WHAT YOU ARE ASKED TO DO: Search the material for the string "Oktober", then return every line where it is found.

Stored items:
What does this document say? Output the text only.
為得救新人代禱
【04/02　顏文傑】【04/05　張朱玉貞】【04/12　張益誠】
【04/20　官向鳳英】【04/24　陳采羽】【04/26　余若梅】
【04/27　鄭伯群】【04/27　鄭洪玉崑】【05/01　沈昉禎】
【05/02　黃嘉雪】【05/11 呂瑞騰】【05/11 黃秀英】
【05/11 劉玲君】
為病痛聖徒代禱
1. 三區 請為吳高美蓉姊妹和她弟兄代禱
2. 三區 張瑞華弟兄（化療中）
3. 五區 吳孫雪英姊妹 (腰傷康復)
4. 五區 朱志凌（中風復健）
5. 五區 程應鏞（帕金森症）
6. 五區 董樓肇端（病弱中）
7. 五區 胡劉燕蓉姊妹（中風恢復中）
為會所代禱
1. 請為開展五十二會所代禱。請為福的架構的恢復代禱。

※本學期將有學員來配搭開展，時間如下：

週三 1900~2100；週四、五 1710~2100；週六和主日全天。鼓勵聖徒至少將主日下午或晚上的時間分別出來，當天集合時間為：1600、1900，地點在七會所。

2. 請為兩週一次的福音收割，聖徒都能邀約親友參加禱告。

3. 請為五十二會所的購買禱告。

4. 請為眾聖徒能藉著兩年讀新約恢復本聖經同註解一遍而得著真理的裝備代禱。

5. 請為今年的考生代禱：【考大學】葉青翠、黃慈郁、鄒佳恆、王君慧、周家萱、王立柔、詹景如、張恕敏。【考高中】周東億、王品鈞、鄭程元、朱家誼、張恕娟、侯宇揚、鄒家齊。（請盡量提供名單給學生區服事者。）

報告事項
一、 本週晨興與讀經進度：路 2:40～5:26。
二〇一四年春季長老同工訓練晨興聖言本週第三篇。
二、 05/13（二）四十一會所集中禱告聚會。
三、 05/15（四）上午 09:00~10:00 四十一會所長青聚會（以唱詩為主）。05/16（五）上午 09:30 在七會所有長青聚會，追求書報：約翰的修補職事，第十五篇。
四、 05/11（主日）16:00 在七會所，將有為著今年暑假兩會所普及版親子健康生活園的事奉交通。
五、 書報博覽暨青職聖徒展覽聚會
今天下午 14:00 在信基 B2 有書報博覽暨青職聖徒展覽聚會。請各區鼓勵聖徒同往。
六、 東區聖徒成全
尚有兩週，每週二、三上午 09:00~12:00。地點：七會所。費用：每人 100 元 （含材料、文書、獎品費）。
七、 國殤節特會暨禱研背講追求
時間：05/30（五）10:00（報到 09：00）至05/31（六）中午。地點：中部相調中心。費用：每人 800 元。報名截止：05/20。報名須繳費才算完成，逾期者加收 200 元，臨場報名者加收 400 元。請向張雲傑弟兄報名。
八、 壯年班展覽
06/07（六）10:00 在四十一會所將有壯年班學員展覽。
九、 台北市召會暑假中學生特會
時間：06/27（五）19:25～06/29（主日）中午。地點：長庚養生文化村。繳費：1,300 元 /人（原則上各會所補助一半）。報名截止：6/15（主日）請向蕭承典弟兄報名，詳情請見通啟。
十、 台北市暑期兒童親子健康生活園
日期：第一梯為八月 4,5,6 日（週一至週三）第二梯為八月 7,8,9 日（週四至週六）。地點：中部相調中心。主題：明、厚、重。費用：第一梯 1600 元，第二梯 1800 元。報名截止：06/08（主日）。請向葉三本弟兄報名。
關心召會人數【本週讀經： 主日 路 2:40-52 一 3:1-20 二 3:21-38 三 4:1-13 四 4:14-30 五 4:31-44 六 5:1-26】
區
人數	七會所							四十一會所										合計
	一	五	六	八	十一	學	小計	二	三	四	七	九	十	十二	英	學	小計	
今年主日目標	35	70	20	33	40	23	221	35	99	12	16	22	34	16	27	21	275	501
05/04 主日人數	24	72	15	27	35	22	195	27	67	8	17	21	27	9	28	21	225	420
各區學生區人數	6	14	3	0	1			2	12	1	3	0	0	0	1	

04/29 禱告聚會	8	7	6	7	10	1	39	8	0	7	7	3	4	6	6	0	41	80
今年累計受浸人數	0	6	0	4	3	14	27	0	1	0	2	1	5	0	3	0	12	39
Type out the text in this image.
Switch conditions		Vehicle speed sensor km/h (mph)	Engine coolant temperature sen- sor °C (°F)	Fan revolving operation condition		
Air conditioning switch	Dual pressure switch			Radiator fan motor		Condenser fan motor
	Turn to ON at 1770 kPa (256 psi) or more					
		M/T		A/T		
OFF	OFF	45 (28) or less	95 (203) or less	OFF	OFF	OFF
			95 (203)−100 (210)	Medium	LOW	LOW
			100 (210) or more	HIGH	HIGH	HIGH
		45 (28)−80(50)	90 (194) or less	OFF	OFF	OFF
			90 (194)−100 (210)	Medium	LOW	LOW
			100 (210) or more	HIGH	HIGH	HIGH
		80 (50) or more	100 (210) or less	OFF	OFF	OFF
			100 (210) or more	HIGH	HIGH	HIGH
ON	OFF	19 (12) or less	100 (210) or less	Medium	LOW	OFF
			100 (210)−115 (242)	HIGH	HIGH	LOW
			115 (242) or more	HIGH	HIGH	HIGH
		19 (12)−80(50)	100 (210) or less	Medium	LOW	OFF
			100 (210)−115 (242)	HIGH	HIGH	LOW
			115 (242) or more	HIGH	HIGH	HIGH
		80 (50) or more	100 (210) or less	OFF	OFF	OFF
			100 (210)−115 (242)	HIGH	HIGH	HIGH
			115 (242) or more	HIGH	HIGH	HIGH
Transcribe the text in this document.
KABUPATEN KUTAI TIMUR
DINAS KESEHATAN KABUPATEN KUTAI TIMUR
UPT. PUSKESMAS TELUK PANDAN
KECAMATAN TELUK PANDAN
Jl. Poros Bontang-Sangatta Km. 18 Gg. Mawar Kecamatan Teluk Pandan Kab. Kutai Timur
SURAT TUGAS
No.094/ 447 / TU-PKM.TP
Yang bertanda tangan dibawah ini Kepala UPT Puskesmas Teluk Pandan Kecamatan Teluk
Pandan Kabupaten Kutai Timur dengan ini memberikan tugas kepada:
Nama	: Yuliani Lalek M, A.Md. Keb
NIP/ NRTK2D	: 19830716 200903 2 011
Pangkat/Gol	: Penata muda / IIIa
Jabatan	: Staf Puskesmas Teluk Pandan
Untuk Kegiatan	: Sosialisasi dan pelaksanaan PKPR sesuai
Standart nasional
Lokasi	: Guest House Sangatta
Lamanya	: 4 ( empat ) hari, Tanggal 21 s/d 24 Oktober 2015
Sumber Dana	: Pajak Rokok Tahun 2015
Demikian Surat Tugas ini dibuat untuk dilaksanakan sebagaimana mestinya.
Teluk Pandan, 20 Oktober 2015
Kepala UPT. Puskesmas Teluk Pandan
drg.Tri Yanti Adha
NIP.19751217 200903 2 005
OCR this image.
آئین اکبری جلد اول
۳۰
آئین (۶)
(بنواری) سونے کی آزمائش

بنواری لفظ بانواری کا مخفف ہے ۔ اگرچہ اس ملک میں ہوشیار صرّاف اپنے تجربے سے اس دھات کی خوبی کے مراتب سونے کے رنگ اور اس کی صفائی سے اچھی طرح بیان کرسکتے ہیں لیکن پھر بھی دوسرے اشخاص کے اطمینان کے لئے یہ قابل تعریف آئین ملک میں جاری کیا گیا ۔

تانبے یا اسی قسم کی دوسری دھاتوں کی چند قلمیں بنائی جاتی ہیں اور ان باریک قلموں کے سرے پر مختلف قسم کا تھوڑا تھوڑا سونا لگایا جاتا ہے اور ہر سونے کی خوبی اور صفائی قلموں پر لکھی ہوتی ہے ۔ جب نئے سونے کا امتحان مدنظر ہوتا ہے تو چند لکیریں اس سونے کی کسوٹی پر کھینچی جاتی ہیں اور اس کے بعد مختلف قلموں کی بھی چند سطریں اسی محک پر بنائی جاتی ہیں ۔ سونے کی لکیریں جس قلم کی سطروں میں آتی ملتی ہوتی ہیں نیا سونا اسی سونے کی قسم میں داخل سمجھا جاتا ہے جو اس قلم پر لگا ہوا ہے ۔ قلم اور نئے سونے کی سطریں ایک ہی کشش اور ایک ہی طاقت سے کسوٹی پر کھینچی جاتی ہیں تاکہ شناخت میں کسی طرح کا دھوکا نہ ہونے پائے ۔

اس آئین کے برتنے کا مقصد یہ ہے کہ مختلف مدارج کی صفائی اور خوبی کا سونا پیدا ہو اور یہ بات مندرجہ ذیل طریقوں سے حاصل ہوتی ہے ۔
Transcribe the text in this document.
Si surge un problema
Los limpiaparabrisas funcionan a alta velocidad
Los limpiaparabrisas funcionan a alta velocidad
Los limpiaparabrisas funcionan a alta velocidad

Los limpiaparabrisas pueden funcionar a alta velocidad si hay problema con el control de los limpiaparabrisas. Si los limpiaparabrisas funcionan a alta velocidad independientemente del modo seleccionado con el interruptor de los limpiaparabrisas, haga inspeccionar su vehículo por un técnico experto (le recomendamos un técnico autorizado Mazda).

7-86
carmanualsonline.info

REPLY:
Lamanya	: 4 ( empat ) hari, Tanggal 21 s/d 24 Oktober 2015
Teluk Pandan, 20 Oktober 2015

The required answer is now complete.